▸ **AIM OF THE TASK**: Gather all lines from the material that contain "Deluxe".

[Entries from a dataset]
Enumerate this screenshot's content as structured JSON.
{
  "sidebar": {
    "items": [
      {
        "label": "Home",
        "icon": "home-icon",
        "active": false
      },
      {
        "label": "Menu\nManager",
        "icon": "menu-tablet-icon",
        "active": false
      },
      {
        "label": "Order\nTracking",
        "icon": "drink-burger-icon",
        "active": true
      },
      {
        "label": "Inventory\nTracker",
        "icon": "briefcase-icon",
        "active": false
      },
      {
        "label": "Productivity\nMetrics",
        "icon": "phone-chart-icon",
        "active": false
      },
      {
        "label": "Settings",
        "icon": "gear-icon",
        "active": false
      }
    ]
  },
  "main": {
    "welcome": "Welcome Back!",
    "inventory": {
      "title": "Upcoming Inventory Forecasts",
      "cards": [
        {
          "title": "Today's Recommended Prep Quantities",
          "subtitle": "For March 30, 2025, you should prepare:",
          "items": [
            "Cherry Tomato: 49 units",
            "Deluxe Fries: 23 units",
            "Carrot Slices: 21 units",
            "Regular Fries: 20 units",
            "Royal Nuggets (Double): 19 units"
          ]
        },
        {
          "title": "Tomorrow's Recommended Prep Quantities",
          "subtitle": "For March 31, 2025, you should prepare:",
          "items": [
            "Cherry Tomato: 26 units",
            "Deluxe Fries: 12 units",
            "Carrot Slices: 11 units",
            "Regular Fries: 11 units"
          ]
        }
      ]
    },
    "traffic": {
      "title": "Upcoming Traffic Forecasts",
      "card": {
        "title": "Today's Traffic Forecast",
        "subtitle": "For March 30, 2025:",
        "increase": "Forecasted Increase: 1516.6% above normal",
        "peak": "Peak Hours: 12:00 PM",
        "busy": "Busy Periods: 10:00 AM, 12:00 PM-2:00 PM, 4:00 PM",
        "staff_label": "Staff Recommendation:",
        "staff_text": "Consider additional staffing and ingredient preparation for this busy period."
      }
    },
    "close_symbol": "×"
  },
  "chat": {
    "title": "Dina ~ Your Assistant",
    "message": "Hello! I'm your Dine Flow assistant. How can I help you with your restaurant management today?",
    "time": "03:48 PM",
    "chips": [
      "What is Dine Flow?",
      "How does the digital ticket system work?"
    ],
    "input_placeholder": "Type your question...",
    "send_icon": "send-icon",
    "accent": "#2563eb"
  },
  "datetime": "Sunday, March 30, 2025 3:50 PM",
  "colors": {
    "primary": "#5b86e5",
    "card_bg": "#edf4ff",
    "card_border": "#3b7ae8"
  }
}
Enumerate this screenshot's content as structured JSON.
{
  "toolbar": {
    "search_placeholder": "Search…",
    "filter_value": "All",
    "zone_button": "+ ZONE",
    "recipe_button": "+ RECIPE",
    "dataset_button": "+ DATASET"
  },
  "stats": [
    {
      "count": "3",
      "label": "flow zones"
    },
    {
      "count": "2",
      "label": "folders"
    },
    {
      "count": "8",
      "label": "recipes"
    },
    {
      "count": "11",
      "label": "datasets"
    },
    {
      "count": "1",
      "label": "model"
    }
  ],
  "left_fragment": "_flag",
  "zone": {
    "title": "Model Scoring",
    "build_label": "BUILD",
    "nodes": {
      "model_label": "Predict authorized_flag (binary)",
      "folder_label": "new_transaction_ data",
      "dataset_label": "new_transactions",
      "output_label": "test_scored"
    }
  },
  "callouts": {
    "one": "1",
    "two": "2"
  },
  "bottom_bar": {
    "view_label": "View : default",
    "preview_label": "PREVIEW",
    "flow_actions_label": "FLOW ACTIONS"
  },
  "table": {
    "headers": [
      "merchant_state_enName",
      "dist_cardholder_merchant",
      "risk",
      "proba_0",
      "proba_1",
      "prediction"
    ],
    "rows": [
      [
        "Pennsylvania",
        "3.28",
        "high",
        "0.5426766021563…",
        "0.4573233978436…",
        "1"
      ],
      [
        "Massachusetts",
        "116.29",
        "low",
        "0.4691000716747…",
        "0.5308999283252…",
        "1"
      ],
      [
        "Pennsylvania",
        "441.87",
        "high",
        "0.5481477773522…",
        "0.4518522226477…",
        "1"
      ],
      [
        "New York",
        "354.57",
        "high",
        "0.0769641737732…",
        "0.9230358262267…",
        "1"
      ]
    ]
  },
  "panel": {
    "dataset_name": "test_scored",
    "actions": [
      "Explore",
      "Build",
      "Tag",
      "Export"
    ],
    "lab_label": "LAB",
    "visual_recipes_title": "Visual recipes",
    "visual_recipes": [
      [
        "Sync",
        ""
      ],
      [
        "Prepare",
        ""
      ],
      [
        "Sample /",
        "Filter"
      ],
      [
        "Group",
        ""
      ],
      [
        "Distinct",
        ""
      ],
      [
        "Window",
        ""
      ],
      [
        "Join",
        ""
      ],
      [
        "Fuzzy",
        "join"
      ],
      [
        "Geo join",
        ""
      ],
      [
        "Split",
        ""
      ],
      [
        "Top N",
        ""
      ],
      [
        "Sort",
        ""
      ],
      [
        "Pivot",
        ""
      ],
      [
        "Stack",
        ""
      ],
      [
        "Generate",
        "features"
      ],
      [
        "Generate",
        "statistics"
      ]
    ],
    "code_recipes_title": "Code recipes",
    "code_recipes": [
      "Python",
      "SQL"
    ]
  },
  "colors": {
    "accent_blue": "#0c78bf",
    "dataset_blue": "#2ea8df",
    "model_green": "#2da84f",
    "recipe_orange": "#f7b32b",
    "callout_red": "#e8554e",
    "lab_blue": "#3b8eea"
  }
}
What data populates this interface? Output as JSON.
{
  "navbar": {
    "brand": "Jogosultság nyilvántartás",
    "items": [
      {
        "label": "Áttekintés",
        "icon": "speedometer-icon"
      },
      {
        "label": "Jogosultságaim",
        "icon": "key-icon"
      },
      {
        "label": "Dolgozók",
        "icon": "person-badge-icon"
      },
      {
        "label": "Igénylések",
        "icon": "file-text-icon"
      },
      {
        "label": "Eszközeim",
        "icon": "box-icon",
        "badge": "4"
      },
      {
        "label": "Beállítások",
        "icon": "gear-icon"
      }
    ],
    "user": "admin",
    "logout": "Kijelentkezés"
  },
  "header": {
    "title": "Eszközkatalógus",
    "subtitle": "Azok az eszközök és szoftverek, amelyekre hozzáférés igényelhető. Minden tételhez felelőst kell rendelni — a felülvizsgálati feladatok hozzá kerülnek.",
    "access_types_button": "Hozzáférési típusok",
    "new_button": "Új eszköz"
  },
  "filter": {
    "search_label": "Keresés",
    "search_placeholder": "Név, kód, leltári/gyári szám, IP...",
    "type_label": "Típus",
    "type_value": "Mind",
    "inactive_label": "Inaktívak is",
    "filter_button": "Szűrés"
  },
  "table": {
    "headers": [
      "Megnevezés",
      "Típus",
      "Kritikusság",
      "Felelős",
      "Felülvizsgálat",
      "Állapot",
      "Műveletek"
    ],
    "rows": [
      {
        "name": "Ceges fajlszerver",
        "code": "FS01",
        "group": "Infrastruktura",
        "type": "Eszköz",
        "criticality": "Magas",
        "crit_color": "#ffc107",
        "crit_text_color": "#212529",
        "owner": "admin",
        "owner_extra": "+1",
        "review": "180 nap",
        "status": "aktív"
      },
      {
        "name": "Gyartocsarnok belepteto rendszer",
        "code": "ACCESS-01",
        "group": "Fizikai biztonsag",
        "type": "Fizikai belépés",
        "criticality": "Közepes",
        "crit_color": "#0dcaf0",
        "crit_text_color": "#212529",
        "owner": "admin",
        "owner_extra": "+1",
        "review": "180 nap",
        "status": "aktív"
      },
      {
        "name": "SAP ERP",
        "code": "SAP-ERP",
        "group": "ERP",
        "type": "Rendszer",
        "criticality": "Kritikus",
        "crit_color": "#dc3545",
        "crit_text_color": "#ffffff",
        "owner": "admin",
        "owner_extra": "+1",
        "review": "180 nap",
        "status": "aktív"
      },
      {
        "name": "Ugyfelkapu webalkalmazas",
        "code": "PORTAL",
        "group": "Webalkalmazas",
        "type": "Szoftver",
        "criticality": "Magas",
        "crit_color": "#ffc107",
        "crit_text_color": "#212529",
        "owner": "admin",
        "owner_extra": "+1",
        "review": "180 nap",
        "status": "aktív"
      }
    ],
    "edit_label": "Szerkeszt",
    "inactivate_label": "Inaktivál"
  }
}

▸ **SOLUTION**:
            "Deluxe Fries: 23 units",
            "Deluxe Fries: 12 units",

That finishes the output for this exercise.